▶ Short task: Copy all lines below containing "Başbakan".

▶ Dataset excerpts:
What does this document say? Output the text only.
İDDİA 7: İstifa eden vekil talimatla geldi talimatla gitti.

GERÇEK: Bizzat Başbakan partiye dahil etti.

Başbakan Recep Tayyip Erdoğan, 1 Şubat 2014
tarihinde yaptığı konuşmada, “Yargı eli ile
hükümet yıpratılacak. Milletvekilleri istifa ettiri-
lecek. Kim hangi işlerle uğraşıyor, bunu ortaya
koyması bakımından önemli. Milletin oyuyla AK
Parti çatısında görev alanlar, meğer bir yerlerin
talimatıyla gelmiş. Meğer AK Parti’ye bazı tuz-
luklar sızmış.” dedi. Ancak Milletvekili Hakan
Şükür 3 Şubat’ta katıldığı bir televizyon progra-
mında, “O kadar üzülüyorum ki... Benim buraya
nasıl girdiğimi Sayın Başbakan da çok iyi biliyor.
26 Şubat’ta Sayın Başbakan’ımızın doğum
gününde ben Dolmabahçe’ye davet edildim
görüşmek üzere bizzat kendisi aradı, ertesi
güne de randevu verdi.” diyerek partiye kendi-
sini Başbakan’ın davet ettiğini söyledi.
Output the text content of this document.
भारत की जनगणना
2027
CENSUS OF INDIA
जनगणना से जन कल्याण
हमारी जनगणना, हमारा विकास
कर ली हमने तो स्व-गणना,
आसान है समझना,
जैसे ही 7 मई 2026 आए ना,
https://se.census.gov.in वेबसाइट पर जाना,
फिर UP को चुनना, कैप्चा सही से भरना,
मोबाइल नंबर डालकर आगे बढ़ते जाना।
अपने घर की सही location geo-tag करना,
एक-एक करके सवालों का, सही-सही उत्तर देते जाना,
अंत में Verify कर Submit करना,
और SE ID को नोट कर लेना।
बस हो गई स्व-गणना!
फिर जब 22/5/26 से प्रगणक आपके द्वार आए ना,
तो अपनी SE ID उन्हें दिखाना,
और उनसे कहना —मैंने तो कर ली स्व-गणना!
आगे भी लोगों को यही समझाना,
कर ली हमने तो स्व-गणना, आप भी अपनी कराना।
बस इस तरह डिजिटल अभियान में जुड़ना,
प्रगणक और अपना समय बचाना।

---

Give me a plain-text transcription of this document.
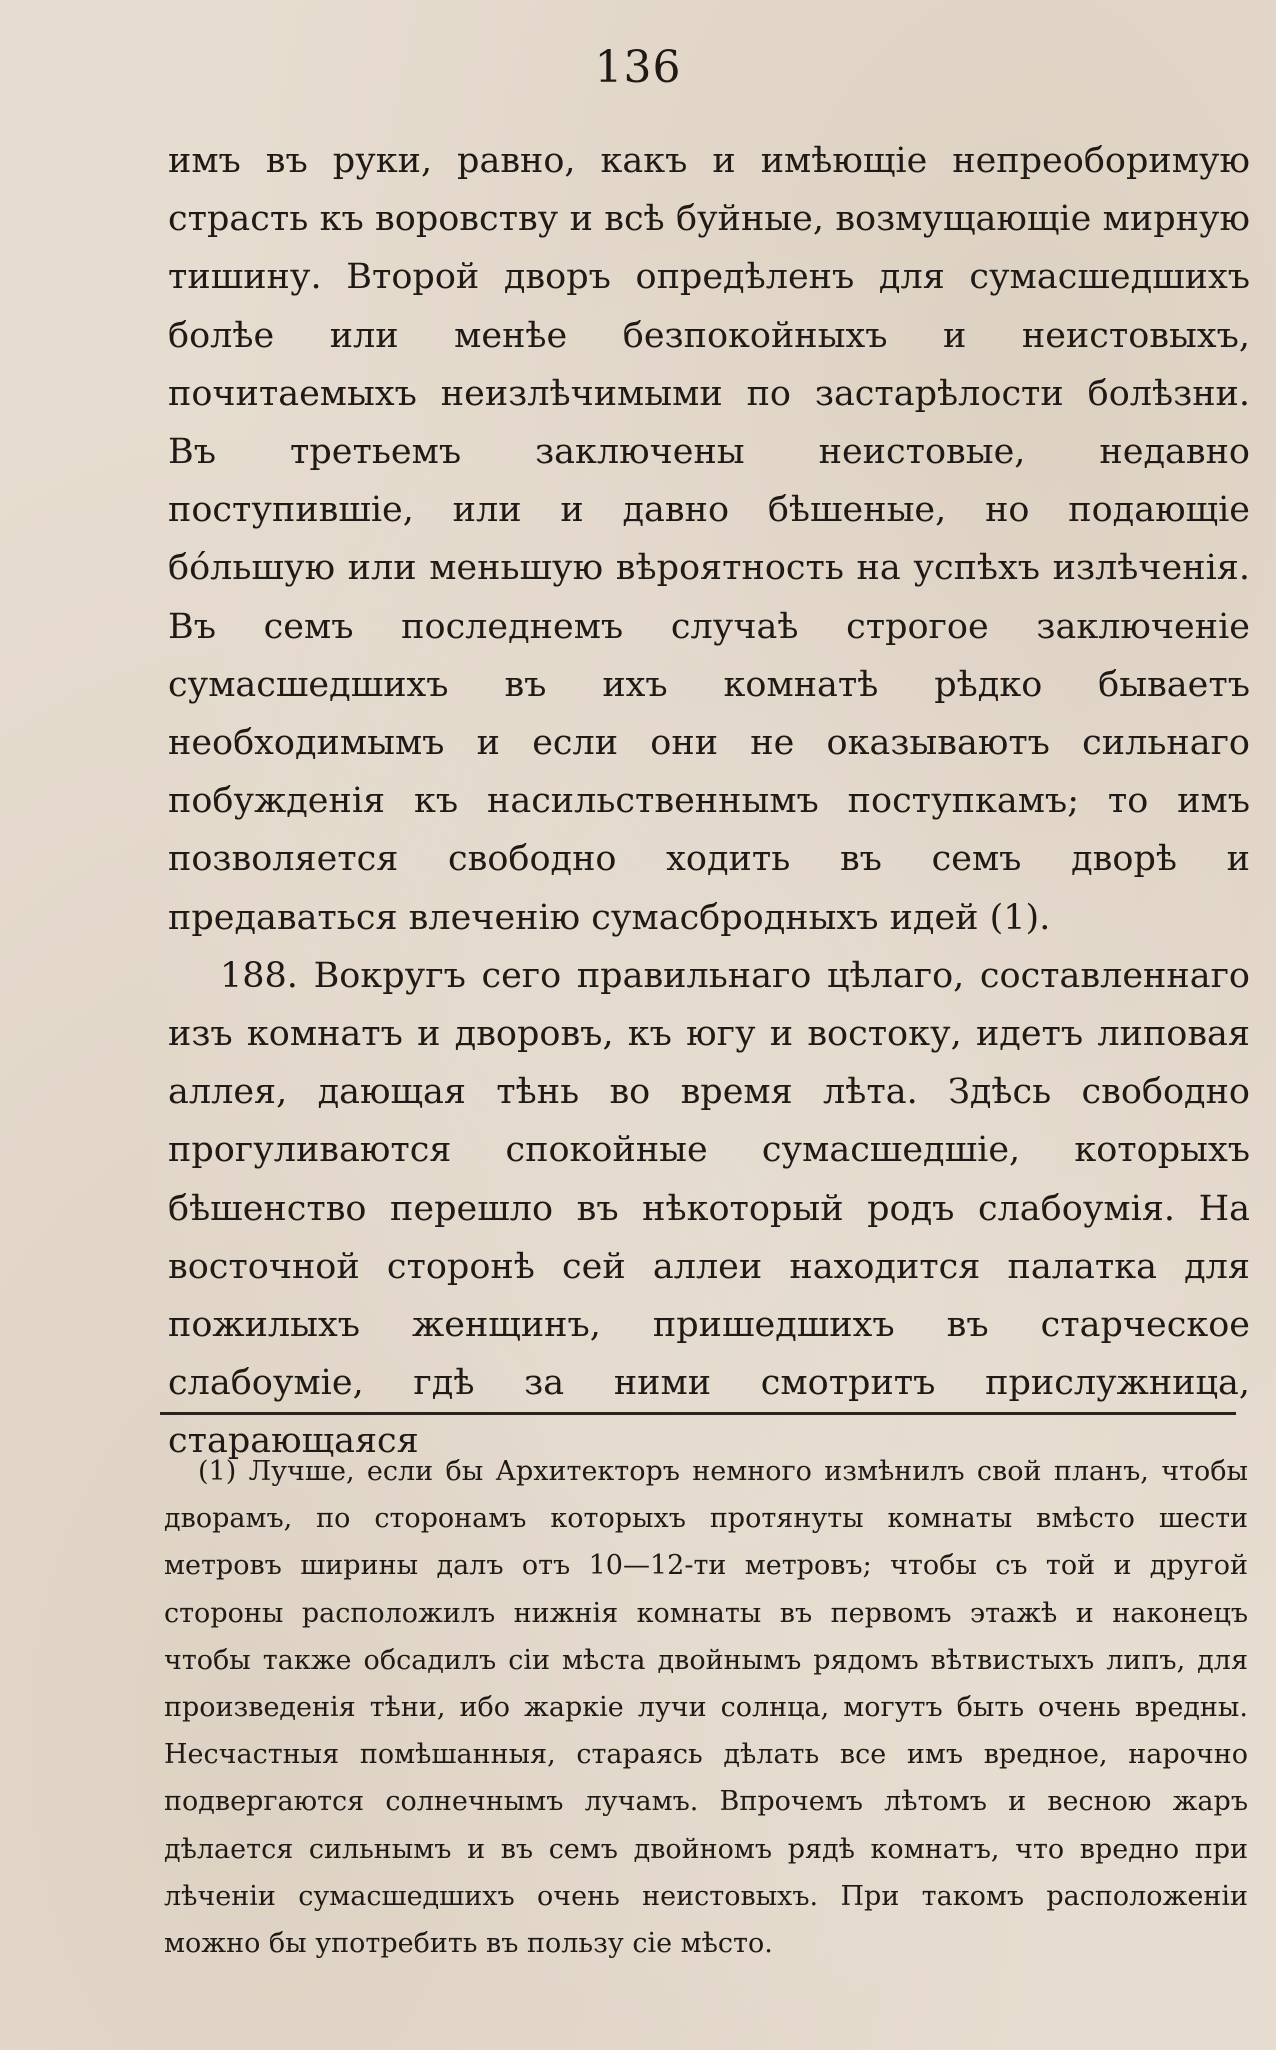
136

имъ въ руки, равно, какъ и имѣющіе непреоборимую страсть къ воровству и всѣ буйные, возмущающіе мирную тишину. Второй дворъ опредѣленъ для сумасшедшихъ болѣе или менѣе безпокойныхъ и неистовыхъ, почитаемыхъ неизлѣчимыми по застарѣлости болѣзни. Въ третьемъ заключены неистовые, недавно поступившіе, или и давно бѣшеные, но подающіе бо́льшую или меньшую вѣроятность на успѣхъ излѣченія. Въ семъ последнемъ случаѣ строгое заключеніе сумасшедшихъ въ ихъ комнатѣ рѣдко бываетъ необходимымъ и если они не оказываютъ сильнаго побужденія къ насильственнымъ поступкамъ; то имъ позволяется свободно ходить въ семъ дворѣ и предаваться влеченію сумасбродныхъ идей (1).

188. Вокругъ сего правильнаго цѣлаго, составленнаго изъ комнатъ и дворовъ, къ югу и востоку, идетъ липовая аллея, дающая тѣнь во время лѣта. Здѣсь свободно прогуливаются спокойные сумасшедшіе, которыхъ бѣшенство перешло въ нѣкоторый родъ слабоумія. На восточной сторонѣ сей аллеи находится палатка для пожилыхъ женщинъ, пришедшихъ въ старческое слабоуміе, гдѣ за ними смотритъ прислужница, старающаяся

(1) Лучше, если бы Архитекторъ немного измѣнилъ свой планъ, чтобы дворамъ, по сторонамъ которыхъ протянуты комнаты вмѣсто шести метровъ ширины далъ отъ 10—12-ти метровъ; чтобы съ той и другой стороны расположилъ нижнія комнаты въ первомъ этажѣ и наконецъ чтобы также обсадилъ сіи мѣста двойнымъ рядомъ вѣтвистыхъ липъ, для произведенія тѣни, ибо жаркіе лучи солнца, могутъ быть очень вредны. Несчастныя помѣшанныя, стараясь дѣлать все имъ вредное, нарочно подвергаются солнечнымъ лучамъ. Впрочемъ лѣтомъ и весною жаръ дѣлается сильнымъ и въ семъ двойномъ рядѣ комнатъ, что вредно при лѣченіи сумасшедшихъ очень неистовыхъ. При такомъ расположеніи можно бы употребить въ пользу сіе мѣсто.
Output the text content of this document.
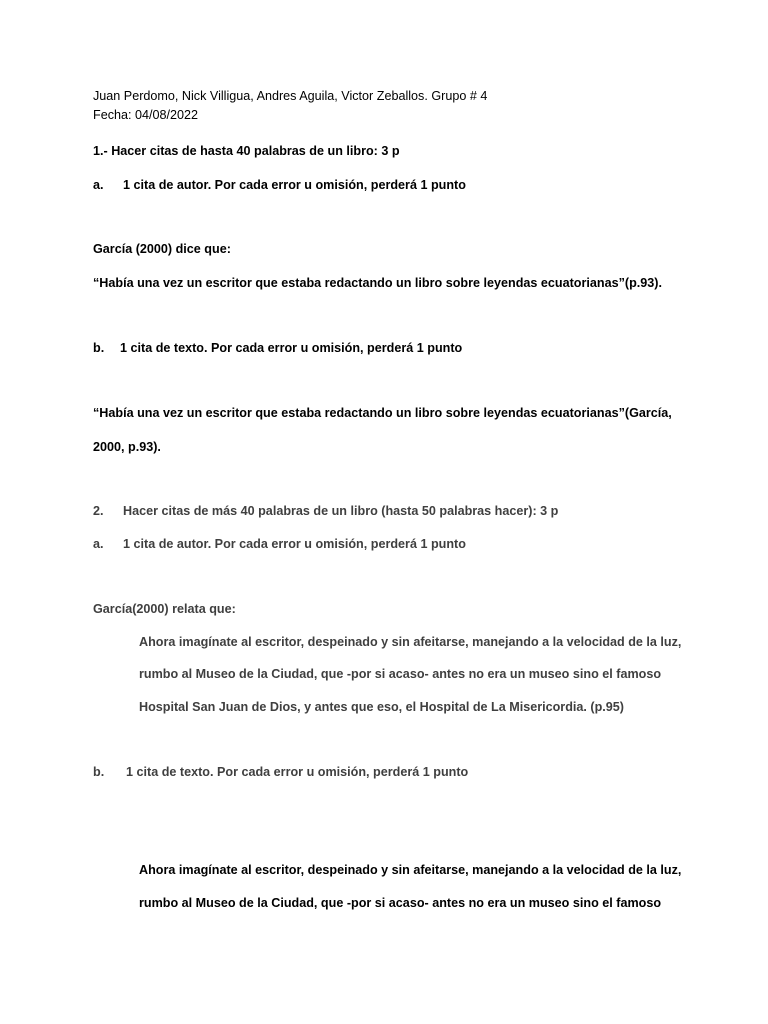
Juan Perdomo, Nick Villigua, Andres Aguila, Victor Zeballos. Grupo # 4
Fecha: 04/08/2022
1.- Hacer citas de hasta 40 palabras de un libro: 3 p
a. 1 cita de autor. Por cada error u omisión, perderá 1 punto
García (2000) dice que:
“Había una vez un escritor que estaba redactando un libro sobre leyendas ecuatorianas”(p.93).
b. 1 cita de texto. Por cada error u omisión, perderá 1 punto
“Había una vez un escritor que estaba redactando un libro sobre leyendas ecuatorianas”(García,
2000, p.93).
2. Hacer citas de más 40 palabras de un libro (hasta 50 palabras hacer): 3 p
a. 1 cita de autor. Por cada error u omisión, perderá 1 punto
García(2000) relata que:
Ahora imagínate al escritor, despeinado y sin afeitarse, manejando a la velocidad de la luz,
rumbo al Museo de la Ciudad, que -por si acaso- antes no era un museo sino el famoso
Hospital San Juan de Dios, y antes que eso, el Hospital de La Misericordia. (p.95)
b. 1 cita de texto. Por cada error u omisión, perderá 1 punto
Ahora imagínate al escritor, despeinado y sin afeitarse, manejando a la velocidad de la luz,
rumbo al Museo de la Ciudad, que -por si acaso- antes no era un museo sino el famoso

---

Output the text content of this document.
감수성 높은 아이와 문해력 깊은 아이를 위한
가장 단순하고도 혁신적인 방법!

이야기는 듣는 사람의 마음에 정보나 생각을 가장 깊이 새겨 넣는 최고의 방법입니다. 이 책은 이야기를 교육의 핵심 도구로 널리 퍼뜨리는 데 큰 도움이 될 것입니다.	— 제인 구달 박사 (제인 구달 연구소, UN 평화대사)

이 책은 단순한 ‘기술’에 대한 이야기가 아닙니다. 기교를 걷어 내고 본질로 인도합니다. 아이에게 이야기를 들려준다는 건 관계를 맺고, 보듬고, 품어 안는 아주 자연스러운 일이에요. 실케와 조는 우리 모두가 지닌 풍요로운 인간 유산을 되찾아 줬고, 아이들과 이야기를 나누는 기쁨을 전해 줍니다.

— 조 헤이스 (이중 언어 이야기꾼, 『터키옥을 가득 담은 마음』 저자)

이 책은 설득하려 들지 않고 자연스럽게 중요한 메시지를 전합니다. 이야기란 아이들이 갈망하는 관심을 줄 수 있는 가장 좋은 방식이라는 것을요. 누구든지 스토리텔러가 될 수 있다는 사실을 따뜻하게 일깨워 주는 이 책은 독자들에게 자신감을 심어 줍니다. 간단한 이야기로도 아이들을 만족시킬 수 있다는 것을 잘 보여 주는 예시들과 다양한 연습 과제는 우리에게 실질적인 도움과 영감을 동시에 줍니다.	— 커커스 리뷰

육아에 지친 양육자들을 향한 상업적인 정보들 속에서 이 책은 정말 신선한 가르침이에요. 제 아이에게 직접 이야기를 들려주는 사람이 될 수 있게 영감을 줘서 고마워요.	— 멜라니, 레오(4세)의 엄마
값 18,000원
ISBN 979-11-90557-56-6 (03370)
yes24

▶ Complete response:
GERÇEK: Bizzat Başbakan partiye dahil etti.
Başbakan Recep Tayyip Erdoğan, 1 Şubat 2014
nasıl girdiğimi Sayın Başbakan da çok iyi biliyor.
26 Şubat’ta Sayın Başbakan’ımızın doğum
sini Başbakan’ın davet ettiğini söyledi.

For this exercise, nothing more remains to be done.